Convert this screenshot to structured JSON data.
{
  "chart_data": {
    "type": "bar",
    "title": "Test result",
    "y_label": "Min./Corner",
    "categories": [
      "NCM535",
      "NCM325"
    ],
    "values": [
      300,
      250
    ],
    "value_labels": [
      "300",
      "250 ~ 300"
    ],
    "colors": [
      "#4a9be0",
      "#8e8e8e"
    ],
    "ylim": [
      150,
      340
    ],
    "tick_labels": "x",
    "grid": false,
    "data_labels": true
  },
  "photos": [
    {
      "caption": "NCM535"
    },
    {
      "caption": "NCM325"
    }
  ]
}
* * * * *
▶ _Written problem_: Copy every line of the records word for word.

▶ _Result below_:
Convert this screenshot to structured JSON data.
{
  "chart_data": {
    "type": "bar",
    "title": "Test result",
    "y_label": "Min./Corner",
    "categories": [
      "NCM535",
      "NCM325"
    ],
    "values": [
      300,
      250
    ],
    "value_labels": [
      "300",
      "250 ~ 300"
    ],
    "colors": [
      "#4a9be0",
      "#8e8e8e"
    ],
    "ylim": [
      150,
      340
    ],
    "tick_labels": "x",
    "grid": false,
    "data_labels": true
  },
  "photos": [
    {
      "caption": "NCM535"
    },
    {
      "caption": "NCM325"
    }
  ]
}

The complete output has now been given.